--- Begin Exercise inputs ---

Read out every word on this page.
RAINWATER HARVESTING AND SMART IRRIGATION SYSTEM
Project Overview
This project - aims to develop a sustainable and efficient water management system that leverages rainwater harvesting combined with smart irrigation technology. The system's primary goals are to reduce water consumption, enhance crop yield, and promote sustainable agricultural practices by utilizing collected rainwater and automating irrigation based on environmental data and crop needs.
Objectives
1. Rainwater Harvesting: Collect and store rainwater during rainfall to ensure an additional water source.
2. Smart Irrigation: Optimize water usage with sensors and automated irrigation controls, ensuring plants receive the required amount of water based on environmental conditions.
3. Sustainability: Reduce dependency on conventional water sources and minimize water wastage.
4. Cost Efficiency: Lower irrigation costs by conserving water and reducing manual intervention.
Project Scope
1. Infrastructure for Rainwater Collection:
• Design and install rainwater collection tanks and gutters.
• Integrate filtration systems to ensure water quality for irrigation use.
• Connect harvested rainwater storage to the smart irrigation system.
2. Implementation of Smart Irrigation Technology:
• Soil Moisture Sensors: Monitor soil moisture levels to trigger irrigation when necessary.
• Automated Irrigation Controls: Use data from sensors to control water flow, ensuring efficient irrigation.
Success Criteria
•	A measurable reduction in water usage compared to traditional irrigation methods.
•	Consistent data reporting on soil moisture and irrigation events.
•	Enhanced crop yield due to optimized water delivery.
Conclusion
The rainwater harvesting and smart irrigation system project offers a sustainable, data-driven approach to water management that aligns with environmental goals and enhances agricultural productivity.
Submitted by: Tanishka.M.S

--- End Exercise inputs ---

▶ Objective
Each of the records should be retyped exactly.

▶ Response below
Read out every word on this page.
RAINWATER HARVESTING AND SMART IRRIGATION SYSTEM
Project Overview
This project - aims to develop a sustainable and efficient water management system that leverages rainwater harvesting combined with smart irrigation technology. The system's primary goals are to reduce water consumption, enhance crop yield, and promote sustainable agricultural practices by utilizing collected rainwater and automating irrigation based on environmental data and crop needs.
Objectives
1. Rainwater Harvesting: Collect and store rainwater during rainfall to ensure an additional water source.
2. Smart Irrigation: Optimize water usage with sensors and automated irrigation controls, ensuring plants receive the required amount of water based on environmental conditions.
3. Sustainability: Reduce dependency on conventional water sources and minimize water wastage.
4. Cost Efficiency: Lower irrigation costs by conserving water and reducing manual intervention.
Project Scope
1. Infrastructure for Rainwater Collection:
• Design and install rainwater collection tanks and gutters.
• Integrate filtration systems to ensure water quality for irrigation use.
• Connect harvested rainwater storage to the smart irrigation system.
2. Implementation of Smart Irrigation Technology:
• Soil Moisture Sensors: Monitor soil moisture levels to trigger irrigation when necessary.
• Automated Irrigation Controls: Use data from sensors to control water flow, ensuring efficient irrigation.
Success Criteria
•	A measurable reduction in water usage compared to traditional irrigation methods.
•	Consistent data reporting on soil moisture and irrigation events.
•	Enhanced crop yield due to optimized water delivery.
Conclusion
The rainwater harvesting and smart irrigation system project offers a sustainable, data-driven approach to water management that aligns with environmental goals and enhances agricultural productivity.
Submitted by: Tanishka.M.S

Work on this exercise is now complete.